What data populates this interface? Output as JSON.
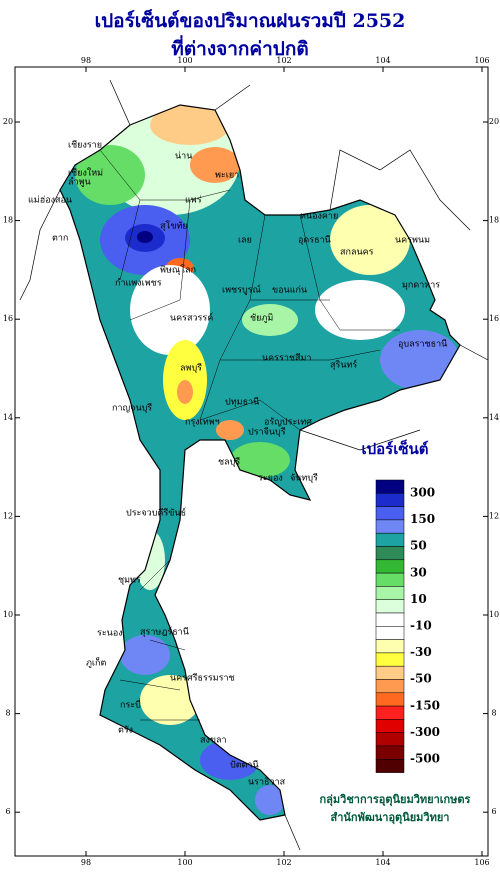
{
  "header": {
    "title": [
      "เปอร์เซ็นต์ของปริมาณฝนรวมปี 2552",
      "ที่ต่างจากค่าปกติ"
    ]
  },
  "map": {
    "xticks": [
      98,
      100,
      102,
      104,
      106
    ],
    "yticks": [
      6,
      8,
      10,
      12,
      14,
      16,
      18,
      20
    ]
  },
  "legend": {
    "title": "เปอร์เซ็นต์",
    "colors": [
      "#000080",
      "#1c2ccc",
      "#4a5ef0",
      "#6f86f5",
      "#1ea3a3",
      "#2e8b57",
      "#33b833",
      "#66dd66",
      "#a8f5a8",
      "#dcffdc",
      "#ffffff",
      "#ffffff",
      "#ffffb0",
      "#ffff40",
      "#ffcc88",
      "#ff9a50",
      "#ff6a20",
      "#ff2020",
      "#e00000",
      "#b00000",
      "#7a0000",
      "#500000"
    ],
    "labels": [
      300,
      150,
      50,
      30,
      10,
      -10,
      -30,
      -50,
      -150,
      -300,
      -500
    ]
  },
  "places": [
    "เชียงราย",
    "แม่ฮ่องสอน",
    "เชียงใหม่",
    "น่าน",
    "ลำพูน",
    "พะเยา",
    "แพร่",
    "ตาก",
    "สุโขทัย",
    "พิษณุโลก",
    "หนองคาย",
    "อุดรธานี",
    "นครพนม",
    "เลย",
    "สกลนคร",
    "มุกดาหาร",
    "กำแพงเพชร",
    "ขอนแก่น",
    "เพชรบูรณ์",
    "นครสวรรค์",
    "ชัยภูมิ",
    "อุบลราชธานี",
    "ลพบุรี",
    "นครราชสีมา",
    "สุรินทร์",
    "กาญจนบุรี",
    "กรุงเทพฯ",
    "ปทุมธานี",
    "ปราจีนบุรี",
    "อรัญประเทศ",
    "ชลบุรี",
    "ระยอง",
    "จันทบุรี",
    "ประจวบคีรีขันธ์",
    "ชุมพร",
    "ระนอง",
    "สุราษฎร์ธานี",
    "นครศรีธรรมราช",
    "ภูเก็ต",
    "กระบี่",
    "ตรัง",
    "สงขลา",
    "ปัตตานี",
    "นราธิวาส"
  ],
  "credits": [
    "กลุ่มวิชาการอุตุนิยมวิทยาเกษตร",
    "สำนักพัฒนาอุตุนิยมวิทยา"
  ]
}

» **GOAL OF THE EXERCISE**: Leave the pictures out, and transcribe each of the records exactly.

» **TASK ANSWER**:
What data populates this interface? Output as JSON.
{
  "header": {
    "title": [
      "เปอร์เซ็นต์ของปริมาณฝนรวมปี 2552",
      "ที่ต่างจากค่าปกติ"
    ]
  },
  "map": {
    "xticks": [
      98,
      100,
      102,
      104,
      106
    ],
    "yticks": [
      6,
      8,
      10,
      12,
      14,
      16,
      18,
      20
    ]
  },
  "legend": {
    "title": "เปอร์เซ็นต์",
    "colors": [
      "#000080",
      "#1c2ccc",
      "#4a5ef0",
      "#6f86f5",
      "#1ea3a3",
      "#2e8b57",
      "#33b833",
      "#66dd66",
      "#a8f5a8",
      "#dcffdc",
      "#ffffff",
      "#ffffff",
      "#ffffb0",
      "#ffff40",
      "#ffcc88",
      "#ff9a50",
      "#ff6a20",
      "#ff2020",
      "#e00000",
      "#b00000",
      "#7a0000",
      "#500000"
    ],
    "labels": [
      300,
      150,
      50,
      30,
      10,
      -10,
      -30,
      -50,
      -150,
      -300,
      -500
    ]
  },
  "places": [
    "เชียงราย",
    "แม่ฮ่องสอน",
    "เชียงใหม่",
    "น่าน",
    "ลำพูน",
    "พะเยา",
    "แพร่",
    "ตาก",
    "สุโขทัย",
    "พิษณุโลก",
    "หนองคาย",
    "อุดรธานี",
    "นครพนม",
    "เลย",
    "สกลนคร",
    "มุกดาหาร",
    "กำแพงเพชร",
    "ขอนแก่น",
    "เพชรบูรณ์",
    "นครสวรรค์",
    "ชัยภูมิ",
    "อุบลราชธานี",
    "ลพบุรี",
    "นครราชสีมา",
    "สุรินทร์",
    "กาญจนบุรี",
    "กรุงเทพฯ",
    "ปทุมธานี",
    "ปราจีนบุรี",
    "อรัญประเทศ",
    "ชลบุรี",
    "ระยอง",
    "จันทบุรี",
    "ประจวบคีรีขันธ์",
    "ชุมพร",
    "ระนอง",
    "สุราษฎร์ธานี",
    "นครศรีธรรมราช",
    "ภูเก็ต",
    "กระบี่",
    "ตรัง",
    "สงขลา",
    "ปัตตานี",
    "นราธิวาส"
  ],
  "credits": [
    "กลุ่มวิชาการอุตุนิยมวิทยาเกษตร",
    "สำนักพัฒนาอุตุนิยมวิทยา"
  ]
}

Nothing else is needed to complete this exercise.